■ Short task:
Pick out every line that holds the string "object" and copy it.

--- start of The input ---

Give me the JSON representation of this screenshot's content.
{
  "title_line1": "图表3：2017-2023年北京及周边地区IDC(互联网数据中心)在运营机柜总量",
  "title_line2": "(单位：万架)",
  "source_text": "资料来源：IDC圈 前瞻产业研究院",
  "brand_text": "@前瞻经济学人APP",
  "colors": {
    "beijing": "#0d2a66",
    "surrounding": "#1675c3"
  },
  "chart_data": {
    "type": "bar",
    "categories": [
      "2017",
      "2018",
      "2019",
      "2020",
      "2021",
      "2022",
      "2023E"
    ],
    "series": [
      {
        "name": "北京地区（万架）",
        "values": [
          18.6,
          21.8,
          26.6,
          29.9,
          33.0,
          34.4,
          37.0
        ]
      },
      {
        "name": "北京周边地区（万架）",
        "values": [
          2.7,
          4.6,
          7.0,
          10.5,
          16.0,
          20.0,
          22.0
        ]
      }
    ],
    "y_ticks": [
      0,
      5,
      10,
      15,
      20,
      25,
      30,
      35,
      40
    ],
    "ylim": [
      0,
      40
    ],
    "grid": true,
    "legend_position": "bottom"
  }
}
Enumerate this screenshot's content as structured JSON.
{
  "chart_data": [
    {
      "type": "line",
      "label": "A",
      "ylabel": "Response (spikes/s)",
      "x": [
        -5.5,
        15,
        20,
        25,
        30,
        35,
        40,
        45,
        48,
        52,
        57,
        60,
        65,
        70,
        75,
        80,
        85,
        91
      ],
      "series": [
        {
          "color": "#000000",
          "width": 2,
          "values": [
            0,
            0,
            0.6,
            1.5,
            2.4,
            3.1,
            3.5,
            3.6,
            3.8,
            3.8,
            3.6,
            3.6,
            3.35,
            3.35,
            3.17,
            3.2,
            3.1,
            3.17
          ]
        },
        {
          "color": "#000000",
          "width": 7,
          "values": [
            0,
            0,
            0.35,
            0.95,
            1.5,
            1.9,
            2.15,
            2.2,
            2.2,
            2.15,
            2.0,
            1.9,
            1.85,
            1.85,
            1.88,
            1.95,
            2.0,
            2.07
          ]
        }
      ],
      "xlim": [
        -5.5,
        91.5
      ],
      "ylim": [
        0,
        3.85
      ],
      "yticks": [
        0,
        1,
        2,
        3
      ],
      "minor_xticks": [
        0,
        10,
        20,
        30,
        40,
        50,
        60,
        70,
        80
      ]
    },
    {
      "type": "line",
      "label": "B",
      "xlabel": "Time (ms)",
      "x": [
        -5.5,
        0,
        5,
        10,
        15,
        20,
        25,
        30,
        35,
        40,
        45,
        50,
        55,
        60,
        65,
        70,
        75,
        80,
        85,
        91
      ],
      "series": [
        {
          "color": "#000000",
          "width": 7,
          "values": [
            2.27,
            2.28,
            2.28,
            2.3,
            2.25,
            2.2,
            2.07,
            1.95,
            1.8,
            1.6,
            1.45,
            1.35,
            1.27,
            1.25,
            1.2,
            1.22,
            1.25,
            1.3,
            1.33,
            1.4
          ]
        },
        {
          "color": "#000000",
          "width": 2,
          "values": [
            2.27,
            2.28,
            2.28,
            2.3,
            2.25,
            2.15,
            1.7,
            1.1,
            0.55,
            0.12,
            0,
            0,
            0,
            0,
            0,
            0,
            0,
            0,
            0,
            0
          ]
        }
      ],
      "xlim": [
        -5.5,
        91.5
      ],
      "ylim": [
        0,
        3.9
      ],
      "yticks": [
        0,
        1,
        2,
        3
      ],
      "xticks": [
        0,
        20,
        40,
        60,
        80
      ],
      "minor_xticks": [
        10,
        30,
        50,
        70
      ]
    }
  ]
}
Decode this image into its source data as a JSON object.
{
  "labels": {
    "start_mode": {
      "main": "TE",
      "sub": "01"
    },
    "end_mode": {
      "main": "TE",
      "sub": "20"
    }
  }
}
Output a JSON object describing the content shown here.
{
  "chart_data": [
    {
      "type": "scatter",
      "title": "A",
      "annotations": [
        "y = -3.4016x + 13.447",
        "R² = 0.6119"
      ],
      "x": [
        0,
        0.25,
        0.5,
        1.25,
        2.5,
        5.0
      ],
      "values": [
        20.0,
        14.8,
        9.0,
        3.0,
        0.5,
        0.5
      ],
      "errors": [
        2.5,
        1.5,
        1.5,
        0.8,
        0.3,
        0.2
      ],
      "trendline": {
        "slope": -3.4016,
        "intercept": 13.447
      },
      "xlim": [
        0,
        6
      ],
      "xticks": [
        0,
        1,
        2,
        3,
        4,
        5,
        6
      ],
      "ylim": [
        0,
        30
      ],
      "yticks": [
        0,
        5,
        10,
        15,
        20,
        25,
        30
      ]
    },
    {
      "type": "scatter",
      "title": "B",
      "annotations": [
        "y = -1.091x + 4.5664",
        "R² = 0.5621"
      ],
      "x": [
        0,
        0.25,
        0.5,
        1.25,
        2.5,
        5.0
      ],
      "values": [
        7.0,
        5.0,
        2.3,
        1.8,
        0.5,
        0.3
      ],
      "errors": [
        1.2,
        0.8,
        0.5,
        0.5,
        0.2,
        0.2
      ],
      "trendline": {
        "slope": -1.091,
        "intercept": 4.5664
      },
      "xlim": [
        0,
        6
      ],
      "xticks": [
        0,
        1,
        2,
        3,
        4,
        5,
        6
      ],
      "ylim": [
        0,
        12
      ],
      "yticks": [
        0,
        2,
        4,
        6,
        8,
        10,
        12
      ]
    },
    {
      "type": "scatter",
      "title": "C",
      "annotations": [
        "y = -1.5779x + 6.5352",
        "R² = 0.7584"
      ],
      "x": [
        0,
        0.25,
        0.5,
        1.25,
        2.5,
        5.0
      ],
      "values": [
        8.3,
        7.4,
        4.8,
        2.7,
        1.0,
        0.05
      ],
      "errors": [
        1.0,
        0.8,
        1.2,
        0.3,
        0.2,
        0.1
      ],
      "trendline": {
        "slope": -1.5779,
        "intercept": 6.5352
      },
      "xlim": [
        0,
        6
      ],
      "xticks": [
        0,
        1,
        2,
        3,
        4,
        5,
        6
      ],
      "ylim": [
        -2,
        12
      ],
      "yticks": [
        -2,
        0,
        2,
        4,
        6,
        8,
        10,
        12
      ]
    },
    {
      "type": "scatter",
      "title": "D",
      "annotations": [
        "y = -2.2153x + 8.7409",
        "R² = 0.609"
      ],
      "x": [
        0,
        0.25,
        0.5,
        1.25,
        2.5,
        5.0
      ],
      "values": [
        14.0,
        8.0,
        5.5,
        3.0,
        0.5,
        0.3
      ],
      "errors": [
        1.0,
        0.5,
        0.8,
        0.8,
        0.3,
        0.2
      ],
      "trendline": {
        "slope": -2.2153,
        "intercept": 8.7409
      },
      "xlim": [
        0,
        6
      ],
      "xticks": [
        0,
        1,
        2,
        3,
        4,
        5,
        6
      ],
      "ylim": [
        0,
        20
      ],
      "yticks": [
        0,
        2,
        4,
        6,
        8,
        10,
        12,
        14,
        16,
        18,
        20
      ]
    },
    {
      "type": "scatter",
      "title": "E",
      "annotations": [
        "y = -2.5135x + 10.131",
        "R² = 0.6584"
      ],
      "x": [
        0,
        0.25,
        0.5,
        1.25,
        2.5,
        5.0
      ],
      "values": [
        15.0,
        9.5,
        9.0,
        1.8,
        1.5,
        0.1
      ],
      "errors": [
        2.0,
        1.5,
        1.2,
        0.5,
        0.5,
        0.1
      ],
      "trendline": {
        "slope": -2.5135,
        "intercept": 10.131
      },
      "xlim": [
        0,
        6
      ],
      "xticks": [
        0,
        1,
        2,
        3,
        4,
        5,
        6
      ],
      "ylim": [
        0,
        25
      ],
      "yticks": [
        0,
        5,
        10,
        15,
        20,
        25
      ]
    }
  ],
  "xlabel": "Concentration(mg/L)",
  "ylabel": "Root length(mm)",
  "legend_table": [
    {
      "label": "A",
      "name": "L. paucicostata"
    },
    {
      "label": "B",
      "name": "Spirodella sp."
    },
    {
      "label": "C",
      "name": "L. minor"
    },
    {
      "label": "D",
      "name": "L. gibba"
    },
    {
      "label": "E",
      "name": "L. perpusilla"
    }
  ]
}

--- end of The input ---

■ Completed exercise:
Decode this image into its source data as a JSON object.
Output a JSON object describing the content shown here.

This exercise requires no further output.